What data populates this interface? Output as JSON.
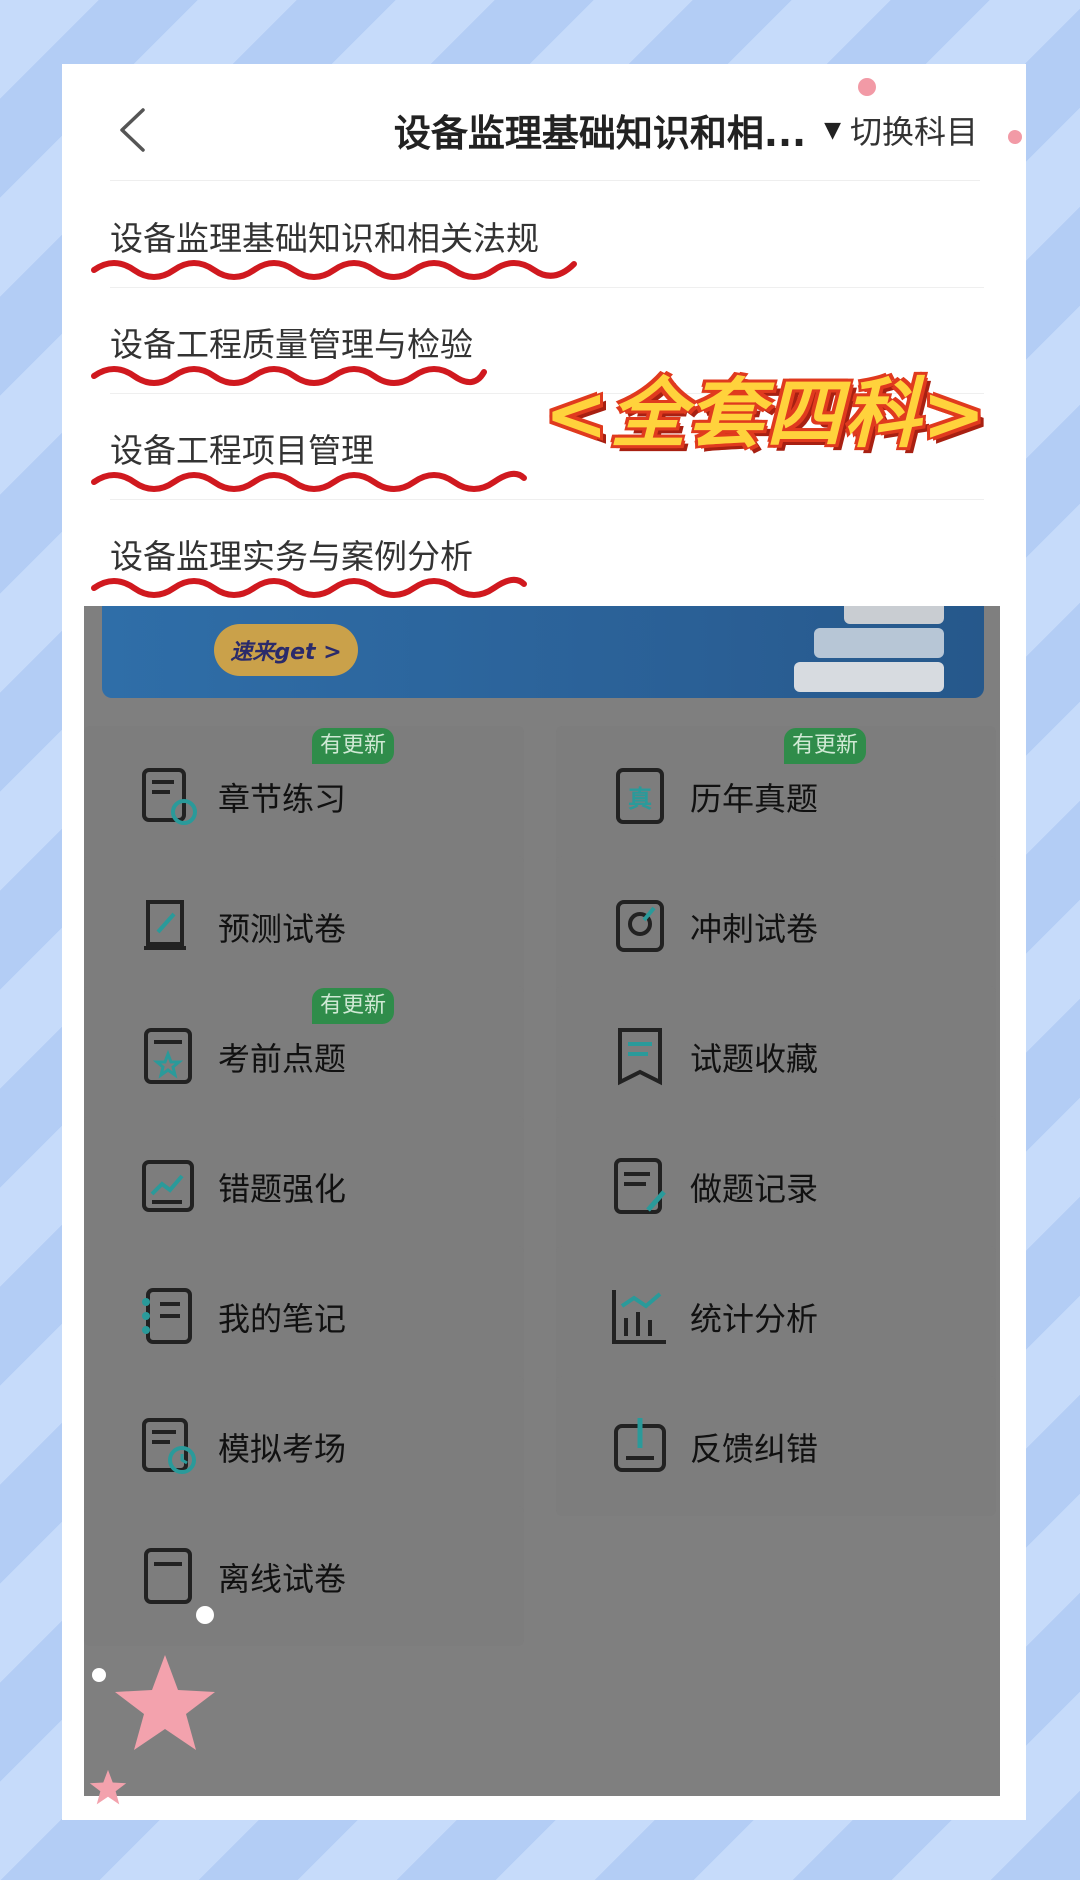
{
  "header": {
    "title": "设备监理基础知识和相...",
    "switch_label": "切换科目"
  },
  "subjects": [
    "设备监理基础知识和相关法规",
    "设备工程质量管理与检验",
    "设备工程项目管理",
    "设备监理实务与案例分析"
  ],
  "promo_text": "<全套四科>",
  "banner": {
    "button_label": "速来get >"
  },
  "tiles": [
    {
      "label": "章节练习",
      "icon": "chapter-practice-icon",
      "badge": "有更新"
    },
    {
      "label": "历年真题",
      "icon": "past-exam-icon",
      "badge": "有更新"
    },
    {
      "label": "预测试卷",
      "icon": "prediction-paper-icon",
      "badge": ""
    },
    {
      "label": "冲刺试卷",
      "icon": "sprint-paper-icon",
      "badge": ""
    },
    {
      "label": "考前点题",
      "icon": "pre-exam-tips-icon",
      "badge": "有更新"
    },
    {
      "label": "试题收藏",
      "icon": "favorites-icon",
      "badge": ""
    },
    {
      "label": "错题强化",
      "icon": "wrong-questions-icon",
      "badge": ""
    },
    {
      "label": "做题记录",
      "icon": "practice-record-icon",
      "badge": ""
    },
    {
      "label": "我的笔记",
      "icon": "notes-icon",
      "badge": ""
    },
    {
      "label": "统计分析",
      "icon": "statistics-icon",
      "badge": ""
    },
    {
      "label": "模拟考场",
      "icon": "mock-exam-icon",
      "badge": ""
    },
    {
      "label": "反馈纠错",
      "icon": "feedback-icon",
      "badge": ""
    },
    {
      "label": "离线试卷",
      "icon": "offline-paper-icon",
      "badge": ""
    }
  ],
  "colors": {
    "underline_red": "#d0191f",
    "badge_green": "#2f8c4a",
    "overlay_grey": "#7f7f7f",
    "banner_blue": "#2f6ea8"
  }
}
※ ※ ※
What is being asked
Set every line down exactly as written, leaving each picture out.

Solution for this task
What data populates this interface? Output as JSON.
{
  "header": {
    "title": "设备监理基础知识和相...",
    "switch_label": "切换科目"
  },
  "subjects": [
    "设备监理基础知识和相关法规",
    "设备工程质量管理与检验",
    "设备工程项目管理",
    "设备监理实务与案例分析"
  ],
  "promo_text": "<全套四科>",
  "banner": {
    "button_label": "速来get >"
  },
  "tiles": [
    {
      "label": "章节练习",
      "icon": "chapter-practice-icon",
      "badge": "有更新"
    },
    {
      "label": "历年真题",
      "icon": "past-exam-icon",
      "badge": "有更新"
    },
    {
      "label": "预测试卷",
      "icon": "prediction-paper-icon",
      "badge": ""
    },
    {
      "label": "冲刺试卷",
      "icon": "sprint-paper-icon",
      "badge": ""
    },
    {
      "label": "考前点题",
      "icon": "pre-exam-tips-icon",
      "badge": "有更新"
    },
    {
      "label": "试题收藏",
      "icon": "favorites-icon",
      "badge": ""
    },
    {
      "label": "错题强化",
      "icon": "wrong-questions-icon",
      "badge": ""
    },
    {
      "label": "做题记录",
      "icon": "practice-record-icon",
      "badge": ""
    },
    {
      "label": "我的笔记",
      "icon": "notes-icon",
      "badge": ""
    },
    {
      "label": "统计分析",
      "icon": "statistics-icon",
      "badge": ""
    },
    {
      "label": "模拟考场",
      "icon": "mock-exam-icon",
      "badge": ""
    },
    {
      "label": "反馈纠错",
      "icon": "feedback-icon",
      "badge": ""
    },
    {
      "label": "离线试卷",
      "icon": "offline-paper-icon",
      "badge": ""
    }
  ],
  "colors": {
    "underline_red": "#d0191f",
    "badge_green": "#2f8c4a",
    "overlay_grey": "#7f7f7f",
    "banner_blue": "#2f6ea8"
  }
}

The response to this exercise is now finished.